• [Work to be completed]: Find the lines below holding the word "Freya" and copy each of them.

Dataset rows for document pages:
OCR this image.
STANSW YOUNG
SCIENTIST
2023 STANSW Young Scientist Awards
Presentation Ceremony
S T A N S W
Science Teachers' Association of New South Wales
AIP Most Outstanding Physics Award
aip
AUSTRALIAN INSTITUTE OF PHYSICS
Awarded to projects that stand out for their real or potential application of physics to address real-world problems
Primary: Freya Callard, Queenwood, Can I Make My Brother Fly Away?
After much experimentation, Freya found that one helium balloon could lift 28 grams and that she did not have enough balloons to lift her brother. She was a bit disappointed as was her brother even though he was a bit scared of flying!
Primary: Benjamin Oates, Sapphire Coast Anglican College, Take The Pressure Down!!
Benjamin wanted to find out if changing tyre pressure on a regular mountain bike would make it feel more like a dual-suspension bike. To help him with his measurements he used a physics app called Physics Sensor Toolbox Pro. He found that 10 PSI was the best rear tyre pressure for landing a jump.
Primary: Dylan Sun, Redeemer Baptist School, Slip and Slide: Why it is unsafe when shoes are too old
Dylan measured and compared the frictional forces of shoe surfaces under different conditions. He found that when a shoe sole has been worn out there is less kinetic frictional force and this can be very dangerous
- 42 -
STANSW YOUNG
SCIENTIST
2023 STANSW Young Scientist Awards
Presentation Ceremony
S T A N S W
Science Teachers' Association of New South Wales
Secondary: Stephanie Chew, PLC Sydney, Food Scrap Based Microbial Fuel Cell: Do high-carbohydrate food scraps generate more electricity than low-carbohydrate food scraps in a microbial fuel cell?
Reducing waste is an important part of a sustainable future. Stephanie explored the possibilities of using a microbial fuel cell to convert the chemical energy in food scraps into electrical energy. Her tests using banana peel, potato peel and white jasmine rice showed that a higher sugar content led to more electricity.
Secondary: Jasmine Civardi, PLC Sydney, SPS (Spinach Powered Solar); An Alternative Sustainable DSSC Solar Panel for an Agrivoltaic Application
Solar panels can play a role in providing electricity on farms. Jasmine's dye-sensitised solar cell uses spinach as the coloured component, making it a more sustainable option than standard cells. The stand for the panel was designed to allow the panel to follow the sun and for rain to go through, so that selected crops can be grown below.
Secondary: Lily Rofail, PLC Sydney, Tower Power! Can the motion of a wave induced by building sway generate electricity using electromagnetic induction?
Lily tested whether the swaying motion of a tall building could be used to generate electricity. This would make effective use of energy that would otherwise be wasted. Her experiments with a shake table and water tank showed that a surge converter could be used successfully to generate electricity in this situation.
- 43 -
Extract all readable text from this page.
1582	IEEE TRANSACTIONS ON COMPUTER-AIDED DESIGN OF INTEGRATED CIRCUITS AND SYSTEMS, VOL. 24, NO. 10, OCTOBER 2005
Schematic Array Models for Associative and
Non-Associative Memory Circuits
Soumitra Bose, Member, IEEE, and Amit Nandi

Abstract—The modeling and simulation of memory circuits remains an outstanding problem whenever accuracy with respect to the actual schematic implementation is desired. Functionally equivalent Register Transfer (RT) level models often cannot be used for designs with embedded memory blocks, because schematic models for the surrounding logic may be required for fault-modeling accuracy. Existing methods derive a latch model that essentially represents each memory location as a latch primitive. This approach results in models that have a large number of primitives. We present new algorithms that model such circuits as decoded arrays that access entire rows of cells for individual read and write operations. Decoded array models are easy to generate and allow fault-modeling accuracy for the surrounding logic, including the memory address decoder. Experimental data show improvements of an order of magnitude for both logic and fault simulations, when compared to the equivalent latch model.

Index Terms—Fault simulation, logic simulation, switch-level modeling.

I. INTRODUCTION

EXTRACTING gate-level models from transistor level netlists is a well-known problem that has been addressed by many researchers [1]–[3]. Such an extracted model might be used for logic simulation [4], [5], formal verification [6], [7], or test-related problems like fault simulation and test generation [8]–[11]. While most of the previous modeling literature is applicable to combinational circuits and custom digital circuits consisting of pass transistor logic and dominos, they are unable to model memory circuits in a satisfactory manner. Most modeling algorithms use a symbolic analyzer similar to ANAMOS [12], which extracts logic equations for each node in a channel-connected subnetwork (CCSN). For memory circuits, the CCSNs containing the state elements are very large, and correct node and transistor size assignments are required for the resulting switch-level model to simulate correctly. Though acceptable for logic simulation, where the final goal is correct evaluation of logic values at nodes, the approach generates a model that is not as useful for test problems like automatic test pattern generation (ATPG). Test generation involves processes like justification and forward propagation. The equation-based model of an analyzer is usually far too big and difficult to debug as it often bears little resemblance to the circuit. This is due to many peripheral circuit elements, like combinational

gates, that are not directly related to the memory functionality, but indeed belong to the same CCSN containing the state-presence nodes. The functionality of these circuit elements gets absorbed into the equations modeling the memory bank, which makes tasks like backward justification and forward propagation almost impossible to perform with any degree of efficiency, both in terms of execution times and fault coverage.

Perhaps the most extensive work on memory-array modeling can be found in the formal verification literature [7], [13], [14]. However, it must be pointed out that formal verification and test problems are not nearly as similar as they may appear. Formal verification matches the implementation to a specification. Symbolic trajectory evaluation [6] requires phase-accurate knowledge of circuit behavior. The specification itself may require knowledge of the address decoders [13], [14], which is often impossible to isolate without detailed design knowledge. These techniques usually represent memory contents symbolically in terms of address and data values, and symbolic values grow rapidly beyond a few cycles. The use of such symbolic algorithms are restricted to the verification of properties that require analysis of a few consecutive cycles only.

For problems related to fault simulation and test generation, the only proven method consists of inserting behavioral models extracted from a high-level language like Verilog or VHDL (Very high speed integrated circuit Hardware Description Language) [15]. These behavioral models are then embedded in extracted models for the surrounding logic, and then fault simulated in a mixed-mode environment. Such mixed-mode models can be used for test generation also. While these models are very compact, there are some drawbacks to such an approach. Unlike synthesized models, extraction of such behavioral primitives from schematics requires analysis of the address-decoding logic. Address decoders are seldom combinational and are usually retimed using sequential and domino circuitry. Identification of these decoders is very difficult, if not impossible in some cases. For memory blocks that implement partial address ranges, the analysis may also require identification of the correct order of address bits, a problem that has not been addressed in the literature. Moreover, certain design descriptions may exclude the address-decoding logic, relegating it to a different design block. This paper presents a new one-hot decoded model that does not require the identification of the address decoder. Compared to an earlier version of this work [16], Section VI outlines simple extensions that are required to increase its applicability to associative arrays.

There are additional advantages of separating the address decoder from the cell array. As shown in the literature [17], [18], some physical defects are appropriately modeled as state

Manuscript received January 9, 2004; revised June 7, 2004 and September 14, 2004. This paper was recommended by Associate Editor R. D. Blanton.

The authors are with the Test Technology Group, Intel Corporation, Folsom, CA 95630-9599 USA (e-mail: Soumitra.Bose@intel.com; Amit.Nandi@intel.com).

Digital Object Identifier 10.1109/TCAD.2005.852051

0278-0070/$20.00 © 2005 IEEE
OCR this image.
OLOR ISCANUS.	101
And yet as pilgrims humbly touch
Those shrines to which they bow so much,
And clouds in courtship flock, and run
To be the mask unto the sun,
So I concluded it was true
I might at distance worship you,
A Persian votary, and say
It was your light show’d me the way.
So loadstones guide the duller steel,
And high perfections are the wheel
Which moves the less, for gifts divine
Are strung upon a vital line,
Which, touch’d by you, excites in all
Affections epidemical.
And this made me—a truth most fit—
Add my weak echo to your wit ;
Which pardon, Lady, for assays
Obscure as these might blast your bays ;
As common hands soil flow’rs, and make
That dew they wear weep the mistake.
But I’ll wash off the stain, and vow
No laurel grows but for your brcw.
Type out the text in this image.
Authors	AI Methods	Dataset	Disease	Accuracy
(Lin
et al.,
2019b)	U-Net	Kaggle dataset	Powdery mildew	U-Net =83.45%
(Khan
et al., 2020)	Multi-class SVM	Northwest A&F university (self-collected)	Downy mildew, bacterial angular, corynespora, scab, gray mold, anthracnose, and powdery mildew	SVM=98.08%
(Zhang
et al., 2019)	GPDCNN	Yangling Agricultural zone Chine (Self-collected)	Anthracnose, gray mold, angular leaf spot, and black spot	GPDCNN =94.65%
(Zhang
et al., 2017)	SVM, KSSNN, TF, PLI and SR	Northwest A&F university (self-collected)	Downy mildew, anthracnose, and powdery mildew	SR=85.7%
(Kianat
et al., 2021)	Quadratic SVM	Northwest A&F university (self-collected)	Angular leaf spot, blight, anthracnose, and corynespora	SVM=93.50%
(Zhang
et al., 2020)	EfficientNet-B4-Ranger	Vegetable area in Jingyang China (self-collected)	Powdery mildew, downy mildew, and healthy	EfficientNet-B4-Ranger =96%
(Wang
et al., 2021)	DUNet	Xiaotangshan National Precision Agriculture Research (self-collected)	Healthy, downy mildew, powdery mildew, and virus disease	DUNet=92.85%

• [Output]:
Primary: Freya Callard, Queenwood, Can I Make My Brother Fly Away?
After much experimentation, Freya found that one helium balloon could lift 28 grams and that she did not have enough balloons to lift her brother. She was a bit disappointed as was her brother even though he was a bit scared of flying!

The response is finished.